§ Given problem A
From the multi-tenant node guide, reproduce the passage starting with "If you’re running" and going on through "anonymity property below.".
§ Given problem B
According to the multi-tenant node guide, which environment variable overrides the path of tokens.db?

§ Text section
::::

Running a multi-tenant node (M5.5)

  1. Enabling multi-tenant mode
    1. Where these env vars actually live
  2. Admin CLI cheatsheet
  3. Opting into self-service registration
    1. “Closed community node”
    2. “Open community node, my domain only”
    3. “Open-internet node, anyone welcome”
  4. Scope rules (what a user token can write)
  5. The split-audit / anonymity property
  6. Rate limits
  7. Migration path from legacy
  8. Related

A multi-tenant DMP node issues a separate bearer token to each user and enforces, on every publish, that Alice’s token can only write Alice’s identity / rotation / prekey records. This page is the operator setup.

If you’re running a personal node (one user, probably yourself), skip this — use DMP_AUTH_MODE=open (the default without any token) or legacy (one shared DMP_OPERATOR_TOKEN). Multi-tenant is for the “friends & family node” and “community node” scenarios where you want per-user audit, per-user rate limits, per-user revocation, and the anonymity property below.

Enabling multi-tenant mode

Three env vars, minimum:

DMP_AUTH_MODE=multi-tenant
DMP_OPERATOR_TOKEN=<operator-secret>     # for operator-reserved writes
DMP_NODE_HOSTNAME=dmp.example.com        # required for registration

Plus, to enable self-service registration (users running dnsmesh register instead of you handing out tokens):

DMP_REGISTRATION_ENABLED=1

On startup, the node creates (or opens) tokens.db alongside the main record DB. Override the path via DMP_TOKEN_DB_PATH.

::::

§ Extracted material

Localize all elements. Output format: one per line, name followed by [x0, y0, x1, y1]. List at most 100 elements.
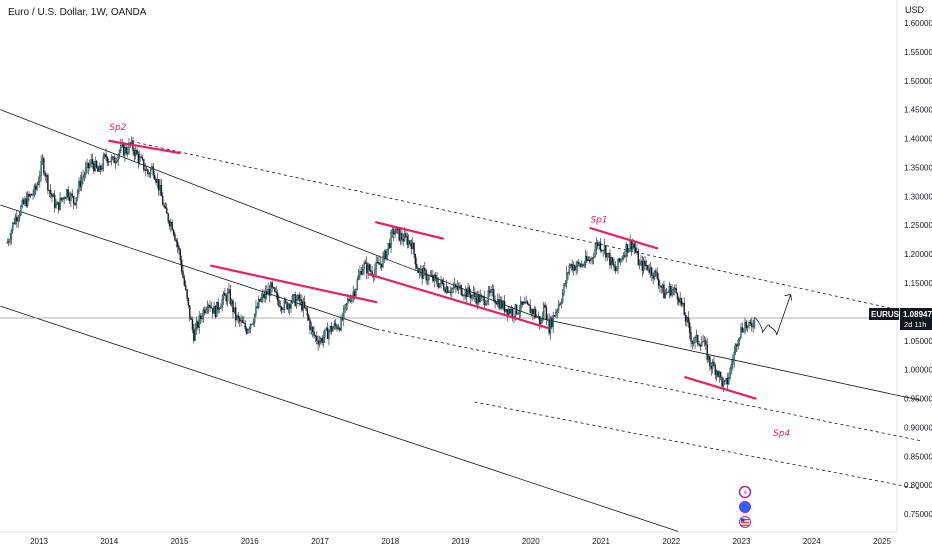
- candle-body[interactable]: [99, 165, 102, 171]
- candle-body[interactable]: [67, 189, 69, 198]
- candle-body[interactable]: [432, 275, 434, 282]
- candle-body[interactable]: [48, 190, 50, 191]
- candle-body[interactable]: [561, 293, 564, 303]
- candle-body[interactable]: [353, 291, 356, 297]
- candle-body[interactable]: [283, 300, 286, 310]
- candle-body[interactable]: [116, 160, 118, 163]
- candle-body[interactable]: [461, 294, 464, 296]
- candle-body[interactable]: [144, 169, 146, 171]
- candle-body[interactable]: [383, 250, 386, 257]
- candle-body[interactable]: [82, 176, 84, 179]
- candle-body[interactable]: [441, 279, 444, 284]
- channel-line[interactable]: [474, 401, 921, 490]
- candle-body[interactable]: [715, 370, 718, 375]
- candle-body[interactable]: [70, 193, 72, 201]
- candle-body[interactable]: [37, 181, 40, 185]
- candle-body[interactable]: [240, 320, 242, 322]
- candle-body[interactable]: [748, 321, 750, 326]
- candle-body[interactable]: [293, 294, 295, 296]
- candle-body[interactable]: [270, 282, 272, 296]
- candle-body[interactable]: [339, 327, 341, 331]
- candle-body[interactable]: [680, 297, 683, 305]
- candle-body[interactable]: [209, 305, 211, 308]
- lightning-icon[interactable]: [738, 485, 752, 499]
- candle-body[interactable]: [66, 189, 68, 198]
- candle-body[interactable]: [511, 308, 514, 317]
- candle-body[interactable]: [163, 204, 165, 207]
- candle-body[interactable]: [183, 277, 186, 286]
- candle-body[interactable]: [313, 331, 315, 336]
- candle-body[interactable]: [752, 326, 754, 328]
- candle-body[interactable]: [13, 222, 15, 224]
- candle-body[interactable]: [60, 197, 63, 201]
- sp-line[interactable]: [108, 139, 181, 155]
- candle-body[interactable]: [185, 285, 187, 290]
- candle-body[interactable]: [340, 317, 342, 331]
- candle-body[interactable]: [229, 289, 231, 305]
- candle-body[interactable]: [249, 324, 252, 329]
- candle-body[interactable]: [206, 307, 209, 310]
- channel-line[interactable]: [376, 328, 921, 442]
- candle-body[interactable]: [414, 253, 417, 265]
- candle-body[interactable]: [503, 300, 506, 312]
- candle-body[interactable]: [543, 304, 545, 319]
- candle-body[interactable]: [153, 175, 156, 180]
- candle-body[interactable]: [276, 293, 279, 301]
- candle-body[interactable]: [329, 326, 331, 332]
- support-resistance-lines[interactable]: [108, 139, 793, 400]
- candle-body[interactable]: [318, 341, 321, 345]
- candle-body[interactable]: [256, 306, 259, 308]
- candle-body[interactable]: [445, 286, 448, 293]
- candle-body[interactable]: [182, 271, 184, 278]
- candle-body[interactable]: [113, 156, 115, 164]
- candle-body[interactable]: [328, 331, 330, 339]
- candle-body[interactable]: [703, 340, 706, 342]
- candle-body[interactable]: [699, 344, 702, 347]
- candle-body[interactable]: [137, 153, 140, 163]
- candle-body[interactable]: [457, 286, 460, 290]
- candle-body[interactable]: [267, 288, 269, 295]
- candle-body[interactable]: [306, 308, 309, 316]
- candle-body[interactable]: [266, 291, 268, 295]
- candle-body[interactable]: [380, 263, 383, 268]
- candle-body[interactable]: [359, 271, 361, 276]
- candle-body[interactable]: [580, 264, 583, 267]
- candle-body[interactable]: [193, 329, 195, 341]
- candle-body[interactable]: [429, 275, 431, 277]
- candle-body[interactable]: [53, 194, 56, 208]
- candle-body[interactable]: [640, 260, 642, 264]
- candle-body[interactable]: [601, 250, 603, 251]
- channel-line[interactable]: [0, 109, 538, 319]
- candle-body[interactable]: [186, 289, 188, 299]
- candle-body[interactable]: [609, 253, 611, 266]
- candle-body[interactable]: [490, 289, 492, 293]
- candle-body[interactable]: [728, 376, 730, 385]
- candle-body[interactable]: [135, 149, 137, 156]
- candle-body[interactable]: [559, 303, 561, 306]
- candle-body[interactable]: [690, 332, 692, 342]
- candle-body[interactable]: [213, 306, 215, 314]
- candle-body[interactable]: [624, 255, 626, 257]
- candle-body[interactable]: [40, 161, 42, 176]
- candle-body[interactable]: [245, 328, 248, 334]
- channel-line[interactable]: [537, 317, 921, 401]
- candle-body[interactable]: [398, 228, 400, 241]
- candle-body[interactable]: [201, 318, 203, 320]
- candle-body[interactable]: [571, 264, 573, 271]
- candle-body[interactable]: [556, 309, 558, 313]
- candle-body[interactable]: [289, 304, 291, 309]
- candle-body[interactable]: [595, 242, 598, 250]
- candle-body[interactable]: [687, 317, 689, 323]
- candle-body[interactable]: [742, 331, 745, 333]
- candle-body[interactable]: [584, 256, 587, 265]
- candle-body[interactable]: [259, 298, 261, 302]
- candle-body[interactable]: [518, 311, 521, 314]
- candle-body[interactable]: [120, 145, 122, 151]
- candle-body[interactable]: [310, 326, 313, 330]
- candle-body[interactable]: [632, 243, 634, 250]
- candle-body[interactable]: [295, 299, 298, 306]
- candle-body[interactable]: [428, 275, 430, 280]
- candle-body[interactable]: [738, 336, 741, 341]
- candle-body[interactable]: [474, 292, 476, 298]
- candle-body[interactable]: [418, 269, 421, 274]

::::

§ Answer A
If you’re running a personal node (one user, probably yourself), skip this — use DMP_AUTH_MODE=open (the default without any token) or legacy (one shared DMP_OPERATOR_TOKEN). Multi-tenant is for the “friends & family node” and “community node” scenarios where you want per-user audit, per-user rate limits, per-user revocation, and the anonymity property below.

§ Answer B
DMP_TOKEN_DB_PATH